Set task
Extract the records in full, leaving every picture out.
-- start of Given information --
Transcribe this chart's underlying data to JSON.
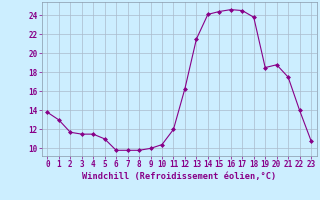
{
  "x": [
    0,
    1,
    2,
    3,
    4,
    5,
    6,
    7,
    8,
    9,
    10,
    11,
    12,
    13,
    14,
    15,
    16,
    17,
    18,
    19,
    20,
    21,
    22,
    23
  ],
  "y": [
    13.8,
    13.0,
    11.7,
    11.5,
    11.5,
    11.0,
    9.8,
    9.8,
    9.8,
    10.0,
    10.4,
    12.0,
    16.3,
    21.5,
    24.1,
    24.4,
    24.6,
    24.5,
    23.8,
    18.5,
    18.8,
    17.5,
    14.0,
    10.8
  ],
  "line_color": "#880088",
  "marker": "D",
  "marker_size": 2.0,
  "bg_color": "#cceeff",
  "grid_color": "#aabbcc",
  "xlabel": "Windchill (Refroidissement éolien,°C)",
  "xlabel_color": "#880088",
  "ylabel_ticks": [
    10,
    12,
    14,
    16,
    18,
    20,
    22,
    24
  ],
  "ylim": [
    9.2,
    25.4
  ],
  "xlim": [
    -0.5,
    23.5
  ],
  "tick_label_color": "#880088",
  "tick_fontsize": 5.5,
  "xlabel_fontsize": 6.2
}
-- end of Given information --
Task result
Transcribe this chart's underlying data to JSON.
{
  "x": [
    0,
    1,
    2,
    3,
    4,
    5,
    6,
    7,
    8,
    9,
    10,
    11,
    12,
    13,
    14,
    15,
    16,
    17,
    18,
    19,
    20,
    21,
    22,
    23
  ],
  "y": [
    13.8,
    13.0,
    11.7,
    11.5,
    11.5,
    11.0,
    9.8,
    9.8,
    9.8,
    10.0,
    10.4,
    12.0,
    16.3,
    21.5,
    24.1,
    24.4,
    24.6,
    24.5,
    23.8,
    18.5,
    18.8,
    17.5,
    14.0,
    10.8
  ],
  "line_color": "#880088",
  "marker": "D",
  "marker_size": 2.0,
  "bg_color": "#cceeff",
  "grid_color": "#aabbcc",
  "xlabel": "Windchill (Refroidissement éolien,°C)",
  "xlabel_color": "#880088",
  "ylabel_ticks": [
    10,
    12,
    14,
    16,
    18,
    20,
    22,
    24
  ],
  "ylim": [
    9.2,
    25.4
  ],
  "xlim": [
    -0.5,
    23.5
  ],
  "tick_label_color": "#880088",
  "tick_fontsize": 5.5,
  "xlabel_fontsize": 6.2
}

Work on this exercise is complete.